• _AIM OF THE EXERCISE_
Locate and copy all lines bearing the word "balasan".

[Begin STORED RECORDS]

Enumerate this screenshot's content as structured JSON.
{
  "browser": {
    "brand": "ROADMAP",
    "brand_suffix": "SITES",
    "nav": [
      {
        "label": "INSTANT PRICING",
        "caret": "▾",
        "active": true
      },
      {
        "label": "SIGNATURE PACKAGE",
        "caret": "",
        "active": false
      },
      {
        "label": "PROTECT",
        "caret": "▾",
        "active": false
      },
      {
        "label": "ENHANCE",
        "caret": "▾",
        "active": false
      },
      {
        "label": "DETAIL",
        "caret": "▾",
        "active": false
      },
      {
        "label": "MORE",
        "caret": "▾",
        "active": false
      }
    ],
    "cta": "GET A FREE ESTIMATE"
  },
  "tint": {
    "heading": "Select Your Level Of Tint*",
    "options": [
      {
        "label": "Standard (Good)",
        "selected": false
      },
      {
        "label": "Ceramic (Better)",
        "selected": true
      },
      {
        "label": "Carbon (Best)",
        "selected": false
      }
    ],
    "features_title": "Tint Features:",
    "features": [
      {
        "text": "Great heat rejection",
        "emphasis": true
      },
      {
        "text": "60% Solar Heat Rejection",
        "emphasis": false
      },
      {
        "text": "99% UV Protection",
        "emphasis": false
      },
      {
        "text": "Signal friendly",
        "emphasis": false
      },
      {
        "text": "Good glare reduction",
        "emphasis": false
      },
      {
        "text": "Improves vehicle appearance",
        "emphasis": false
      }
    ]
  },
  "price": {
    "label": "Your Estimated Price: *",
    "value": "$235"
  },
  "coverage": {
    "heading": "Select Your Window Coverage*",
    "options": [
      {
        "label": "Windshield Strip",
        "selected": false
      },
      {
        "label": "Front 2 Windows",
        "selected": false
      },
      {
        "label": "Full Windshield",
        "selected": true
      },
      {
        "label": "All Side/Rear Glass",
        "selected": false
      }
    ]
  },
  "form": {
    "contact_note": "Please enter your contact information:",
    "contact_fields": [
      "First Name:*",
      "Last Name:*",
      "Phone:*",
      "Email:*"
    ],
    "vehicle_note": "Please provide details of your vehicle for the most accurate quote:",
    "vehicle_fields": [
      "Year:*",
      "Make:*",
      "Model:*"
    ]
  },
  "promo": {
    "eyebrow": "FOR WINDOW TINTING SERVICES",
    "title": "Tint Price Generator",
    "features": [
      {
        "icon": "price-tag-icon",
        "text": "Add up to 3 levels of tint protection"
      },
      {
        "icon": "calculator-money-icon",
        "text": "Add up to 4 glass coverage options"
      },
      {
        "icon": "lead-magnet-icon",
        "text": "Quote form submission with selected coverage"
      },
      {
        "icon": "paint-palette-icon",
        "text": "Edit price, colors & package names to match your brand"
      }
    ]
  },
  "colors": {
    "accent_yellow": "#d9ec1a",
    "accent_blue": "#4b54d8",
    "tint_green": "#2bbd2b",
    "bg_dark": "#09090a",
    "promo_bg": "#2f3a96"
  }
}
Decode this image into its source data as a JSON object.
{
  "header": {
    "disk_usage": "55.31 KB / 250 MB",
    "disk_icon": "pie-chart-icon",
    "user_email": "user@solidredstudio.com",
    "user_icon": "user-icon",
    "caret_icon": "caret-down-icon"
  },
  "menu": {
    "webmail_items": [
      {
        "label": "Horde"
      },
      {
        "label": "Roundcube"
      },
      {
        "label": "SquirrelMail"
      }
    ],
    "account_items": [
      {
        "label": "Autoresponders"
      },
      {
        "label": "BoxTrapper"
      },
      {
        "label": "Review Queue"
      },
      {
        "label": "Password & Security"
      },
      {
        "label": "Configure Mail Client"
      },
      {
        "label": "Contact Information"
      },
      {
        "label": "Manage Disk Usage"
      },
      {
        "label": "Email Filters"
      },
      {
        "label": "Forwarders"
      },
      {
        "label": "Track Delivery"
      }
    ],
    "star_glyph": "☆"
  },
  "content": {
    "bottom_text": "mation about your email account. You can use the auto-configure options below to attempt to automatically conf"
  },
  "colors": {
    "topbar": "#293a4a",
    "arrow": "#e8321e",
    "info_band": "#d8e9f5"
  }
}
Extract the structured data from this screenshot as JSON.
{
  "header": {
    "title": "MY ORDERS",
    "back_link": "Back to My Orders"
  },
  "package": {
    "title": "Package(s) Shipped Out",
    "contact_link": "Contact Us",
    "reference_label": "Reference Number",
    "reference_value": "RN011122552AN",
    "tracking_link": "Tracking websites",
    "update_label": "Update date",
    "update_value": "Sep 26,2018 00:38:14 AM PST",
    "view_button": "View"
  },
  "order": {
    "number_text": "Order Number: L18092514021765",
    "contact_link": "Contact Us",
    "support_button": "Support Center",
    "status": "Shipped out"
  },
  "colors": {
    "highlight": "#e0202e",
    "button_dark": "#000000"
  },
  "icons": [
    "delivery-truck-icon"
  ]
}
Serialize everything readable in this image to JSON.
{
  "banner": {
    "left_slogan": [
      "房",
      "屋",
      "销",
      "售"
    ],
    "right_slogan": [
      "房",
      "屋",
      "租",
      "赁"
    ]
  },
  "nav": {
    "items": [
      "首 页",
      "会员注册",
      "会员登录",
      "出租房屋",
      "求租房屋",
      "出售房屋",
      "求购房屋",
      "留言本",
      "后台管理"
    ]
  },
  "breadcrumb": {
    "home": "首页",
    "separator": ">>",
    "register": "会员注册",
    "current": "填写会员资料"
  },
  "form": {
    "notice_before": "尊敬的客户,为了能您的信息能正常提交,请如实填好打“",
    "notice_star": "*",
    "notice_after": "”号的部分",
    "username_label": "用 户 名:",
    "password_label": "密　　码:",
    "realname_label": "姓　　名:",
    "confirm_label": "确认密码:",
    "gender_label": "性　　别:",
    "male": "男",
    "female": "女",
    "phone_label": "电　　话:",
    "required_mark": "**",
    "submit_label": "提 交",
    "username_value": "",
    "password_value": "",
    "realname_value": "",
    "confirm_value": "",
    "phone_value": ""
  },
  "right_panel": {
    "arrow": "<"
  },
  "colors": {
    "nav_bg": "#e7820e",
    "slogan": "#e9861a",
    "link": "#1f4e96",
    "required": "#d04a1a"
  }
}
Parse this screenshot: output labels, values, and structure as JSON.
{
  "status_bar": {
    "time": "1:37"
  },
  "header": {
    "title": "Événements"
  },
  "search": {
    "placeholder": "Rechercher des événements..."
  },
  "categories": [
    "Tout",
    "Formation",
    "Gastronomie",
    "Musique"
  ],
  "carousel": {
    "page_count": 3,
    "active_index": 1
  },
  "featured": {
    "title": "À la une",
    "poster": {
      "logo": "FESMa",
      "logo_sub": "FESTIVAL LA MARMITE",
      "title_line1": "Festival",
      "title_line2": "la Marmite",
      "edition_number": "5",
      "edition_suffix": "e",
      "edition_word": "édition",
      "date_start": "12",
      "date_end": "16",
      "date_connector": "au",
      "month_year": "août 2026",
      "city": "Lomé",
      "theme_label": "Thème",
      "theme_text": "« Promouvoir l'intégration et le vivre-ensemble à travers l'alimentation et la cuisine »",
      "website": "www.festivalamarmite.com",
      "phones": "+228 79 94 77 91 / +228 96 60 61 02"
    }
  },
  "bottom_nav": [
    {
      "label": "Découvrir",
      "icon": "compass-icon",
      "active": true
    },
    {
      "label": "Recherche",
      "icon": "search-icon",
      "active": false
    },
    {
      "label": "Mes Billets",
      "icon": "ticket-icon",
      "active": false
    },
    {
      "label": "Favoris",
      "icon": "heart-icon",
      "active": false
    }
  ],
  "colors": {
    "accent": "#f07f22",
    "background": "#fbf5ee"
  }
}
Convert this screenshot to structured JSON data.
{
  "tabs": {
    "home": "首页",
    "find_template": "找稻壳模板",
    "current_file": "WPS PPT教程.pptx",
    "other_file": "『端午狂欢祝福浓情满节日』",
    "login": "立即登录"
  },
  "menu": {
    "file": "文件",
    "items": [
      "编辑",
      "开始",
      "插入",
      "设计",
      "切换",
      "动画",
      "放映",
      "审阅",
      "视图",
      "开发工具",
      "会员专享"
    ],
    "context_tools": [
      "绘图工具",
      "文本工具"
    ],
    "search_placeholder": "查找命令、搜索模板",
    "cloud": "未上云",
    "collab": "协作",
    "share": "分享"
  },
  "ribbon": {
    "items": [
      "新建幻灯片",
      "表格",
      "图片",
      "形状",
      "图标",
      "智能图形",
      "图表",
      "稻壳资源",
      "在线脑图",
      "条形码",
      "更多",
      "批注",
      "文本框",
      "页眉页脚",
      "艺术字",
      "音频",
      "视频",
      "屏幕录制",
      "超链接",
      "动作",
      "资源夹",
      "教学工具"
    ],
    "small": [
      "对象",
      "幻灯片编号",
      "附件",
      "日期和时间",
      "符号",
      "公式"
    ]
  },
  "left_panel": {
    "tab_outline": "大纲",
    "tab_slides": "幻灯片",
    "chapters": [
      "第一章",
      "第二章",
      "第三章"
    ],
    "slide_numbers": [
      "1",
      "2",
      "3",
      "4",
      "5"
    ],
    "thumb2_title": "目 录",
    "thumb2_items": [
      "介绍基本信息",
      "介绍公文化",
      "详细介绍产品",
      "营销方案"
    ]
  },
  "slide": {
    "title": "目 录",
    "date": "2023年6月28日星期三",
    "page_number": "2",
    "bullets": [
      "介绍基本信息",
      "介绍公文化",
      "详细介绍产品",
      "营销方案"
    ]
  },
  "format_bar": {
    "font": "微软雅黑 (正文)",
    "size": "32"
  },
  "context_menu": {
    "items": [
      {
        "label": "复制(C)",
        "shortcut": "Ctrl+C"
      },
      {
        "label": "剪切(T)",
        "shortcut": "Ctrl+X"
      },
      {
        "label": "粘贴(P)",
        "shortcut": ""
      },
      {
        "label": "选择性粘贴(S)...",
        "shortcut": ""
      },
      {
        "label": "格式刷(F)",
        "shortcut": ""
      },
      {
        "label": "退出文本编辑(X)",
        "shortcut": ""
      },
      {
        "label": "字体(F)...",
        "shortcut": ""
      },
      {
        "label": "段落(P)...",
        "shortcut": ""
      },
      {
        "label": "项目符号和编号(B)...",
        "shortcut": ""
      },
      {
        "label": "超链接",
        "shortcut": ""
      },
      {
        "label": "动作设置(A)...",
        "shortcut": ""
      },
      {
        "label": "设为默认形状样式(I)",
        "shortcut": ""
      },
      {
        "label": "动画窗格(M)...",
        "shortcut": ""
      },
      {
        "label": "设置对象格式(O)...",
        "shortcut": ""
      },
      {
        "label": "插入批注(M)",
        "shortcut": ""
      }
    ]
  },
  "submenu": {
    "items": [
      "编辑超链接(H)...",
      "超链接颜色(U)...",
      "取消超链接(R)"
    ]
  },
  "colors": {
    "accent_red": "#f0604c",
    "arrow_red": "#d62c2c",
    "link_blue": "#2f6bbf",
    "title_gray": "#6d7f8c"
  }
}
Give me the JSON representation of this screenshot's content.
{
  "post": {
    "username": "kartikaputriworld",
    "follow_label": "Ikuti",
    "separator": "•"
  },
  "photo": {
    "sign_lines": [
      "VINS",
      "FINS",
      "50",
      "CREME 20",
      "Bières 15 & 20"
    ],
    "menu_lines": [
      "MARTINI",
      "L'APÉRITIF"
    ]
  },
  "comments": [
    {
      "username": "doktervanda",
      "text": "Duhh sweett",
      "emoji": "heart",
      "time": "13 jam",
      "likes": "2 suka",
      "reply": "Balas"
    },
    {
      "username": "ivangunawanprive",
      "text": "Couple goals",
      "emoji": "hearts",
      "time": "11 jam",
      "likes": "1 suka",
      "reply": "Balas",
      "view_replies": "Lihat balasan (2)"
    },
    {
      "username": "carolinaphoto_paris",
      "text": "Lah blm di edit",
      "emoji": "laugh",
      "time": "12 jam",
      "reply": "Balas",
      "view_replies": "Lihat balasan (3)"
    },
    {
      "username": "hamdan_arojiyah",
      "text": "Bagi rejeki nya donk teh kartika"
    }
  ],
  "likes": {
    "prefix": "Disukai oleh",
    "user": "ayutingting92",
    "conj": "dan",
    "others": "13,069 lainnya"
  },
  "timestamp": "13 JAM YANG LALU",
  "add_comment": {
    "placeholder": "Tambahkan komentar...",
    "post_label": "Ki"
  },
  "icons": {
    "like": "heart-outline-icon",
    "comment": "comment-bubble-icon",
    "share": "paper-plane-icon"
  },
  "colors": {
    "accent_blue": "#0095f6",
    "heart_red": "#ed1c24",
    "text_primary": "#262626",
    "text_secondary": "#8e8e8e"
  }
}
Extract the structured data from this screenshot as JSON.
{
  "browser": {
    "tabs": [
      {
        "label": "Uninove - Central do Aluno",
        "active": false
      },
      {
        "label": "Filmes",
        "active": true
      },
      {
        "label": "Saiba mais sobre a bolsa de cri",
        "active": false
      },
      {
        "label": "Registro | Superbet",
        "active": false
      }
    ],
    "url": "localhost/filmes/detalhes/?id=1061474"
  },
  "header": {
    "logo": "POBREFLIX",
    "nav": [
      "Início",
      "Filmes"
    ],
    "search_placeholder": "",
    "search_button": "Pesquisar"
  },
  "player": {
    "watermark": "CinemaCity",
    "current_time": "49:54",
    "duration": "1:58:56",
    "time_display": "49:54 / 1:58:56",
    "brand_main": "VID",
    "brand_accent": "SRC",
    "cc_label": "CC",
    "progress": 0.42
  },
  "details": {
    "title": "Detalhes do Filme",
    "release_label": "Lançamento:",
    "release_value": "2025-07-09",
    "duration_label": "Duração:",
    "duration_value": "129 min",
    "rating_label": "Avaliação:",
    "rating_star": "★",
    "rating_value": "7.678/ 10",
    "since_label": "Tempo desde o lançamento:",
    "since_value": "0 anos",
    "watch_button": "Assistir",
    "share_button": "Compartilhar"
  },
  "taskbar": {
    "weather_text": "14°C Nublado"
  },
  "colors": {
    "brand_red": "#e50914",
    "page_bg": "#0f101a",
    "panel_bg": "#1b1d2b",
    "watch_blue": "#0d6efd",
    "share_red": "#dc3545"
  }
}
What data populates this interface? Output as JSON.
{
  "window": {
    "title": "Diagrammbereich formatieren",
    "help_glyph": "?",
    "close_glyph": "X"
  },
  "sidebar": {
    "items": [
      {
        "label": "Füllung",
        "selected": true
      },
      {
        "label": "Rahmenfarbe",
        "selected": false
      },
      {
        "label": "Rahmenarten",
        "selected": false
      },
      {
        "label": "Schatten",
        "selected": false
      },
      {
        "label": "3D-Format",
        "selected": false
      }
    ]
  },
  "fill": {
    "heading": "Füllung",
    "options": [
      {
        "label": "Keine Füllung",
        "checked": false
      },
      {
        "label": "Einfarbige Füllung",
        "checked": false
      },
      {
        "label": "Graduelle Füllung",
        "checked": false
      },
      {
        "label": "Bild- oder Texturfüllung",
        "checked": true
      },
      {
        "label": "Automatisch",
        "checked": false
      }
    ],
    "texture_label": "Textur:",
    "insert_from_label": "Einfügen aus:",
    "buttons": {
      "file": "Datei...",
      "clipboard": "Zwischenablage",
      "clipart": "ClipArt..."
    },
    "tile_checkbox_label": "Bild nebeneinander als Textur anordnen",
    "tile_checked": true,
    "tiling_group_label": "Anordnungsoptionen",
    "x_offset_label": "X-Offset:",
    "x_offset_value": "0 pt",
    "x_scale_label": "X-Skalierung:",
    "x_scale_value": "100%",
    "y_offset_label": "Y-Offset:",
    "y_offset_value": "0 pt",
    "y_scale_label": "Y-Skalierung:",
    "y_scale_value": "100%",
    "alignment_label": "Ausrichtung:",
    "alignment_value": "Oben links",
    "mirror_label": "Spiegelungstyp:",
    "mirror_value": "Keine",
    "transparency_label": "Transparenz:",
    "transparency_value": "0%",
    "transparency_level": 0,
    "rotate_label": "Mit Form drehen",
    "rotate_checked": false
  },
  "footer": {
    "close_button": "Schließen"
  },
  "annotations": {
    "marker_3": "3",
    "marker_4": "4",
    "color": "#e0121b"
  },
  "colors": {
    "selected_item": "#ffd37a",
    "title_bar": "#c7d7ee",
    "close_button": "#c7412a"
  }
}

[End STORED RECORDS]

• _THE RESULT_
      "view_replies": "Lihat balasan (2)"
      "view_replies": "Lihat balasan (3)"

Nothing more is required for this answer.